## BEGIN PROVIDED TEXT
The Flip Side


One thing I would like to do on this blog is note interesting and/or difficult situations or issues that we are reflecting on. How should we respond theologically and missiologically in the face of new circumstances? For example, how are we supposed to think and react to the prevalence of people’s stories of encounters with spirits and ghosts? (I will blog about this at a later date.) I understand that some of these are aspects more specific to Thai culture, however my hope is that you might be able to see some connections to your own context.

It is so fun watching Brynn at her Thai school. She has done a great job of adapting and meeting new friends, despite the linguistic and cultural differences. Every morning I drop her off in the courtyard where her friends Champoo and Thaem come to greet her. Brynn is almost always hesitant and reserved as we approach all the students standing in line in front of the flagpole, but, as soon as her friends offer their hands, she is happy to leave my side. I usually then walk away before she changes her mind. However, there have been a couple of days when I stayed to watch the morning courtyard routine.
## END PROVIDED TEXT
SET TASK 1:
Copy the blog post word for word, from start to finish.
The blog post has nothing to do with the records that come after it.
## BEGIN RECORD EXTRACTS
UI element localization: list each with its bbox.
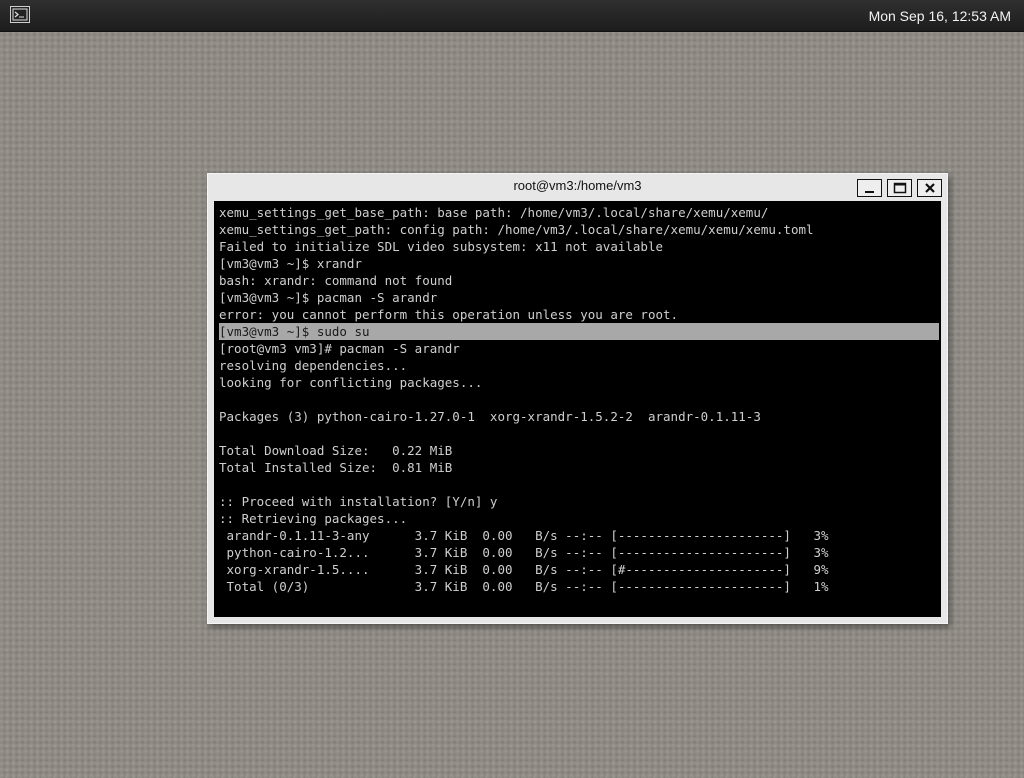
terminal-line-selected: [vm3@vm3 ~]$ sudo su — [219, 323, 939, 340]
terminal-line: [vm3@vm3 ~]$ xrandr — [219, 256, 362, 271]
terminal-line: xemu_settings_get_base_path: base path: … — [219, 205, 769, 220]
terminal-line: resolving dependencies... — [219, 358, 408, 373]
terminal-window: root@vm3:/home/vm3 xemu_settings_get_bas… — [207, 173, 948, 624]
close-button[interactable] — [917, 179, 942, 197]
terminal-line: [root@vm3 vm3]# pacman -S arandr — [219, 341, 460, 356]
terminal-line: :: Retrieving packages... — [219, 511, 408, 526]
terminal-line: Total Download Size: 0.22 MiB — [219, 443, 453, 458]
terminal-line: error: you cannot perform this operation… — [219, 307, 679, 322]
window-title: root@vm3:/home/vm3 — [513, 178, 642, 193]
terminal-line: xemu_settings_get_path: config path: /ho… — [219, 222, 814, 237]
terminal-line: python-cairo-1.2... 3.7 KiB 0.00 B/s --:… — [219, 545, 829, 560]
terminal-line: Total (0/3) 3.7 KiB 0.00 B/s --:-- [----… — [219, 579, 829, 594]
clock[interactable]: Mon Sep 16, 12:53 AM — [869, 8, 1011, 24]
terminal-line: Failed to initialize SDL video subsystem… — [219, 239, 664, 254]
terminal-output[interactable]: xemu_settings_get_base_path: base path: … — [214, 201, 941, 617]
minimize-button[interactable] — [857, 179, 882, 197]
terminal-line: looking for conflicting packages... — [219, 375, 483, 390]
minimize-icon — [865, 191, 874, 193]
window-titlebar[interactable]: root@vm3:/home/vm3 — [208, 174, 947, 200]
maximize-icon — [893, 182, 907, 194]
terminal-line: bash: xrandr: command not found — [219, 273, 453, 288]
maximize-button[interactable] — [887, 179, 912, 197]
terminal-line: Total Installed Size: 0.81 MiB — [219, 460, 453, 475]
window-list-icon[interactable] — [10, 6, 30, 23]
terminal-line: [vm3@vm3 ~]$ pacman -S arandr — [219, 290, 438, 305]
terminal-line: xorg-xrandr-1.5.... 3.7 KiB 0.00 B/s --:… — [219, 562, 829, 577]
terminal-line: :: Proceed with installation? [Y/n] y — [219, 494, 498, 509]
terminal-lines: xemu_settings_get_base_path: base path: … — [219, 204, 939, 595]
top-panel: Mon Sep 16, 12:53 AM — [0, 0, 1024, 32]
terminal-line: arandr-0.1.11-3-any 3.7 KiB 0.00 B/s --:… — [219, 528, 829, 543]
close-icon — [925, 183, 935, 193]
terminal-line: Packages (3) python-cairo-1.27.0-1 xorg-… — [219, 409, 761, 424]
## END RECORD EXTRACTS
SET TASK 2:
Reproduce the lines of the records exactly, from the line containing "terminal-line-selected: [vm3@vm3 ~]$" through the line containing "terminal-line: arandr-0.1.11-3-any 3.7", including both of those lines.

WRITTEN REPLY 1:
The Flip Side


One thing I would like to do on this blog is note interesting and/or difficult situations or issues that we are reflecting on. How should we respond theologically and missiologically in the face of new circumstances? For example, how are we supposed to think and react to the prevalence of people’s stories of encounters with spirits and ghosts? (I will blog about this at a later date.) I understand that some of these are aspects more specific to Thai culture, however my hope is that you might be able to see some connections to your own context.

It is so fun watching Brynn at her Thai school. She has done a great job of adapting and meeting new friends, despite the linguistic and cultural differences. Every morning I drop her off in the courtyard where her friends Champoo and Thaem come to greet her. Brynn is almost always hesitant and reserved as we approach all the students standing in line in front of the flagpole, but, as soon as her friends offer their hands, she is happy to leave my side. I usually then walk away before she changes her mind. However, there have been a couple of days when I stayed to watch the morning courtyard routine.

WRITTEN REPLY 2:
terminal-line-selected: [vm3@vm3 ~]$ sudo su — [219, 323, 939, 340]
terminal-line: [vm3@vm3 ~]$ xrandr — [219, 256, 362, 271]
terminal-line: xemu_settings_get_base_path: base path: … — [219, 205, 769, 220]
terminal-line: resolving dependencies... — [219, 358, 408, 373]
terminal-window: root@vm3:/home/vm3 xemu_settings_get_bas… — [207, 173, 948, 624]
close-button[interactable] — [917, 179, 942, 197]
terminal-line: [root@vm3 vm3]# pacman -S arandr — [219, 341, 460, 356]
terminal-line: :: Retrieving packages... — [219, 511, 408, 526]
terminal-line: Total Download Size: 0.22 MiB — [219, 443, 453, 458]
terminal-line: error: you cannot perform this operation… — [219, 307, 679, 322]
window-title: root@vm3:/home/vm3 — [513, 178, 642, 193]
terminal-line: xemu_settings_get_path: config path: /ho… — [219, 222, 814, 237]
terminal-line: python-cairo-1.2... 3.7 KiB 0.00 B/s --:… — [219, 545, 829, 560]
terminal-line: Total (0/3) 3.7 KiB 0.00 B/s --:-- [----… — [219, 579, 829, 594]
clock[interactable]: Mon Sep 16, 12:53 AM — [869, 8, 1011, 24]
terminal-line: Failed to initialize SDL video subsystem… — [219, 239, 664, 254]
terminal-output[interactable]: xemu_settings_get_base_path: base path: … — [214, 201, 941, 617]
minimize-button[interactable] — [857, 179, 882, 197]
terminal-line: looking for conflicting packages... — [219, 375, 483, 390]
minimize-icon — [865, 191, 874, 193]
window-titlebar[interactable]: root@vm3:/home/vm3 — [208, 174, 947, 200]
maximize-icon — [893, 182, 907, 194]
terminal-line: bash: xrandr: command not found — [219, 273, 453, 288]
maximize-button[interactable] — [887, 179, 912, 197]
terminal-line: Total Installed Size: 0.81 MiB — [219, 460, 453, 475]
window-list-icon[interactable] — [10, 6, 30, 23]
terminal-line: [vm3@vm3 ~]$ pacman -S arandr — [219, 290, 438, 305]
terminal-line: xorg-xrandr-1.5.... 3.7 KiB 0.00 B/s --:… — [219, 562, 829, 577]
terminal-line: :: Proceed with installation? [Y/n] y — [219, 494, 498, 509]
terminal-lines: xemu_settings_get_base_path: base path: … — [219, 204, 939, 595]
top-panel: Mon Sep 16, 12:53 AM — [0, 0, 1024, 32]
terminal-line: arandr-0.1.11-3-any 3.7 KiB 0.00 B/s --:… — [219, 528, 829, 543]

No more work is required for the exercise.